> [RECORD EXTRACTS]:
◇ ◇ ◇ ◇ ◇ ◇ ◇

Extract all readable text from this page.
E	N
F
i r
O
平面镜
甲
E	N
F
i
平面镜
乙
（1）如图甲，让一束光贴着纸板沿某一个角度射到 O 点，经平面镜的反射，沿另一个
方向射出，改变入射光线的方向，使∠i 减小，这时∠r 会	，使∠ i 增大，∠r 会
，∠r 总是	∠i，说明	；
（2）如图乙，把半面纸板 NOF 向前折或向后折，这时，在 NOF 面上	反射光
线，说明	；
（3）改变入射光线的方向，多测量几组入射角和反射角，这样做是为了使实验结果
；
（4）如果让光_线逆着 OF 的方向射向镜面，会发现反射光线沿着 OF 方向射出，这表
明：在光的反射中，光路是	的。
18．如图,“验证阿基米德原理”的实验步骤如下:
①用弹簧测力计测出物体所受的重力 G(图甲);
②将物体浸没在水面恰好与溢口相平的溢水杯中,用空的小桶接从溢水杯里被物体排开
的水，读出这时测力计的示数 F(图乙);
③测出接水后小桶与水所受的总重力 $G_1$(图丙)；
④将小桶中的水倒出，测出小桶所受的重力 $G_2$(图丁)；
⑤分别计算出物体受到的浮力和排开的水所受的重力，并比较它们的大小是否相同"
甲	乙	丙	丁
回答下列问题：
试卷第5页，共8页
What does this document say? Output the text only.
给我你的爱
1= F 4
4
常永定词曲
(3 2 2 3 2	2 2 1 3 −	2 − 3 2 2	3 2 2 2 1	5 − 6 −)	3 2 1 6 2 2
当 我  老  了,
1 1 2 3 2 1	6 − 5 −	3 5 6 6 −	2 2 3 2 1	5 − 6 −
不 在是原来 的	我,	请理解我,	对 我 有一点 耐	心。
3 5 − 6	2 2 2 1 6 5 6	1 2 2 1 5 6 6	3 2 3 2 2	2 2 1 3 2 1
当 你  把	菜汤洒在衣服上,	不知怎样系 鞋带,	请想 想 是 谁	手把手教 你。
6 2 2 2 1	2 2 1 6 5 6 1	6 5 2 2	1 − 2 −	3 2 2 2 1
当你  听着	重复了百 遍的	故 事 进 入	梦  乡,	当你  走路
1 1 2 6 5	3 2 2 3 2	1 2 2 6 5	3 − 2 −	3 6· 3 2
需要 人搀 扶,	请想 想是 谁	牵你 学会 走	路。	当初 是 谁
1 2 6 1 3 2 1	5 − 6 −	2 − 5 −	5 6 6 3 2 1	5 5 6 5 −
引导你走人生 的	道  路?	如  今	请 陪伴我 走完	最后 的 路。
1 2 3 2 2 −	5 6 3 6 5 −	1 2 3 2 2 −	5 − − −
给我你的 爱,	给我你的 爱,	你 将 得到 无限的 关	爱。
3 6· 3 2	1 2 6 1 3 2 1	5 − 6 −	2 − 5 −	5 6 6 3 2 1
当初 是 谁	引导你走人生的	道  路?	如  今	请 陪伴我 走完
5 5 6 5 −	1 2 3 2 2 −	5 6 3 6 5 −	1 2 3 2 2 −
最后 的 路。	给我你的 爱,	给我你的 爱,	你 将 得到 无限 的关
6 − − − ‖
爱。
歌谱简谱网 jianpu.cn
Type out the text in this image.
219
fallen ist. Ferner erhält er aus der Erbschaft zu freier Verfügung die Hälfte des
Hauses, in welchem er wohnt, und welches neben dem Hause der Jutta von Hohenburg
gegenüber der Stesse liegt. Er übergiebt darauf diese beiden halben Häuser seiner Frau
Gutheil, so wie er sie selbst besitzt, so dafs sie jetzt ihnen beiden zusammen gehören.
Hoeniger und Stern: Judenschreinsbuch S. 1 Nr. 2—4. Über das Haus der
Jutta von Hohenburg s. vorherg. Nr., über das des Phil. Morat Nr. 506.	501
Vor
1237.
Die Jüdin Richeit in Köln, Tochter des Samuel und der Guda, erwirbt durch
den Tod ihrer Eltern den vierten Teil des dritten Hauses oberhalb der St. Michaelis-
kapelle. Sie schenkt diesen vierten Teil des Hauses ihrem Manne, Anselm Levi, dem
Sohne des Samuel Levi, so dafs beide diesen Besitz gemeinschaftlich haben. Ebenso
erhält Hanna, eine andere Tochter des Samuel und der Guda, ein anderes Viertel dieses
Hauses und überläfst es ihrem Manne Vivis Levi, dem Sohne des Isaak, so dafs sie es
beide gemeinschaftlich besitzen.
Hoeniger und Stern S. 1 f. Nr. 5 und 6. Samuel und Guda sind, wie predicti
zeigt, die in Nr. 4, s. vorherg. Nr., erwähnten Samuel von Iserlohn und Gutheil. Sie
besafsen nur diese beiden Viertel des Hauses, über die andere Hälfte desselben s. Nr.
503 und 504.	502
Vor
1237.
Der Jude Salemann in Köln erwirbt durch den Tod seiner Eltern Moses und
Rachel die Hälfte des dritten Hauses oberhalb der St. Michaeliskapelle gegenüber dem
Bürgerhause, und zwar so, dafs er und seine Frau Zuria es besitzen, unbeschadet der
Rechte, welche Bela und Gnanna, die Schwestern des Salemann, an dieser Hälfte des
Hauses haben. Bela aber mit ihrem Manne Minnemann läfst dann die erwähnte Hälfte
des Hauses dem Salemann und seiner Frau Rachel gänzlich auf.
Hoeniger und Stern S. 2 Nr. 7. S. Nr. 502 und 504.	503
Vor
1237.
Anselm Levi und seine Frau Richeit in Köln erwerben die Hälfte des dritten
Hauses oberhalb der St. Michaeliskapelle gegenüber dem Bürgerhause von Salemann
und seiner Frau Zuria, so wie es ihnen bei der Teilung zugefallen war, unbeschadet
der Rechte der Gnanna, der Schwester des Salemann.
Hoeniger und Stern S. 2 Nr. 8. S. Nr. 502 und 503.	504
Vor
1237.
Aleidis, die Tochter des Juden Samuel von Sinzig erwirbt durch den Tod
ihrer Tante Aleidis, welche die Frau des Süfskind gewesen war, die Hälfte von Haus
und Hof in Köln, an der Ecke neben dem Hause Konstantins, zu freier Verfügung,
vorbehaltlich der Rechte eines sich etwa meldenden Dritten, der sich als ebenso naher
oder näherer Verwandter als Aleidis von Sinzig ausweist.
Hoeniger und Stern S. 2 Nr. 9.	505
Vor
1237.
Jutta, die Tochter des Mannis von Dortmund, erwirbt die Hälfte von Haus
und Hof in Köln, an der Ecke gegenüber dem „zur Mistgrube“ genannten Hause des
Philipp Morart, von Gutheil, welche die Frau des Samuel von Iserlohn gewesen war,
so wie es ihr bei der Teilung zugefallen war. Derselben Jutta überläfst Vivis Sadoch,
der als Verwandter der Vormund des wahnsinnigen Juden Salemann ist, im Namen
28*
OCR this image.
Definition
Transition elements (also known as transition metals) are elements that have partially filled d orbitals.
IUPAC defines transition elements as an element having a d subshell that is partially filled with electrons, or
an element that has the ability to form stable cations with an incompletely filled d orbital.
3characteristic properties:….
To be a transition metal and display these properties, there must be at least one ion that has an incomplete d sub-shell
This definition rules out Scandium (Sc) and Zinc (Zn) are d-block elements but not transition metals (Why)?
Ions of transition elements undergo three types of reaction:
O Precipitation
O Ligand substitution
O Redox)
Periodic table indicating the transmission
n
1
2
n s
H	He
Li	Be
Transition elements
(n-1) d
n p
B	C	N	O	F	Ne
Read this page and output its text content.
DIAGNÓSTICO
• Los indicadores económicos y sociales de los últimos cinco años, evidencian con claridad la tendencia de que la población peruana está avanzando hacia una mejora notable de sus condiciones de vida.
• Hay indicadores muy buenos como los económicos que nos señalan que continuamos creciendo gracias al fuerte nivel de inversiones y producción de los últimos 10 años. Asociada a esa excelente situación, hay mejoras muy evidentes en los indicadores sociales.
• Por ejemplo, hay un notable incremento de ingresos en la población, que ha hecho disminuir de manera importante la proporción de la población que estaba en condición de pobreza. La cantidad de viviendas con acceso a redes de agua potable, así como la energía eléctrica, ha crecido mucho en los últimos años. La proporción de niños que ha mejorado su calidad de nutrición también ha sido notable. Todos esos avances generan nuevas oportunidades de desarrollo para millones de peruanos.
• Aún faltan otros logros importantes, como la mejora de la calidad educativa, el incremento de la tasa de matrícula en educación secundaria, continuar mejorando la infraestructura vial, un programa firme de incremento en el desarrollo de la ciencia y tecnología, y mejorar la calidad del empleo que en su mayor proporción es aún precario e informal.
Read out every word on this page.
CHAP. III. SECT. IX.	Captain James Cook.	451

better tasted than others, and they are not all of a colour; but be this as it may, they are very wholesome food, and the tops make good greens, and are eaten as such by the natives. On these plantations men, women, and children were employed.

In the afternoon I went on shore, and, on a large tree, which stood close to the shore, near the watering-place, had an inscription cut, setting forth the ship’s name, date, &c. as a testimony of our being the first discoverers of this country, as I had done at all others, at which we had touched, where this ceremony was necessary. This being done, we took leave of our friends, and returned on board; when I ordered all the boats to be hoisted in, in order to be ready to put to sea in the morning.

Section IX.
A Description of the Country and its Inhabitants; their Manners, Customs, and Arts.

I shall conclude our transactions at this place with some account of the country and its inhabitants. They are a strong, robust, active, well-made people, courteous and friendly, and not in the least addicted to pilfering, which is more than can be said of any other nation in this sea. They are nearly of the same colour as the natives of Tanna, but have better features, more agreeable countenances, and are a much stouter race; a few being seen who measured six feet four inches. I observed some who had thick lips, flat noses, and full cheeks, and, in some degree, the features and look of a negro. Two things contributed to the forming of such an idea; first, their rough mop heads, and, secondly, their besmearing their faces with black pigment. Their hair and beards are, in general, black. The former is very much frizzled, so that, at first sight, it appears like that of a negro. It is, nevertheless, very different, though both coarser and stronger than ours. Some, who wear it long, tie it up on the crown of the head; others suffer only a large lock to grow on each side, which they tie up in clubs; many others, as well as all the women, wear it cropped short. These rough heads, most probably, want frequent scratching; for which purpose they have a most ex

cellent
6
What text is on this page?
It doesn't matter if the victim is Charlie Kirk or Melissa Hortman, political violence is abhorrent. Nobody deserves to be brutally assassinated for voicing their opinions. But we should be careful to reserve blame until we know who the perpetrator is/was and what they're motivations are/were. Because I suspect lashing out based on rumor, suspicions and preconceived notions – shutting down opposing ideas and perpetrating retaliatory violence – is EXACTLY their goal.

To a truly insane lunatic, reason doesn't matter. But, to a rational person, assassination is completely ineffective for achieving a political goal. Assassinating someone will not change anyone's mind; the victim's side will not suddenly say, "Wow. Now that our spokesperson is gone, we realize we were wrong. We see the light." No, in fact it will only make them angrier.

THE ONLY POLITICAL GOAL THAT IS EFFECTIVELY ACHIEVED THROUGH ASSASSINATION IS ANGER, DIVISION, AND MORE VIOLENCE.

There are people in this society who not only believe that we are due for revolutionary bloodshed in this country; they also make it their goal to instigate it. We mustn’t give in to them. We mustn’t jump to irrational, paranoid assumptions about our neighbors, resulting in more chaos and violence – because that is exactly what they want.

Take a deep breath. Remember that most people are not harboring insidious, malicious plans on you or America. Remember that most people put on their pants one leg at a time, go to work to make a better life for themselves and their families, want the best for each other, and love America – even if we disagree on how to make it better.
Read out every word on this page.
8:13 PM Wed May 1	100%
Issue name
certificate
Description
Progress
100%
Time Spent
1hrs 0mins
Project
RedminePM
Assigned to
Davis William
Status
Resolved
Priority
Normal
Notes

◇ ◇ ◇ ◇ ◇ ◇ ◇

> [EXERCISE AIM]:
Your task is to gather every line with the word "ihrer" and copy it.

> [THE RESULT]:
den Tod ihrer Eltern den vierten Teil des dritten Hauses oberhalb der St. Michaelis-
ihrer Tante Aleidis, welche die Frau des Süfskind gewesen war, die Hälfte von Haus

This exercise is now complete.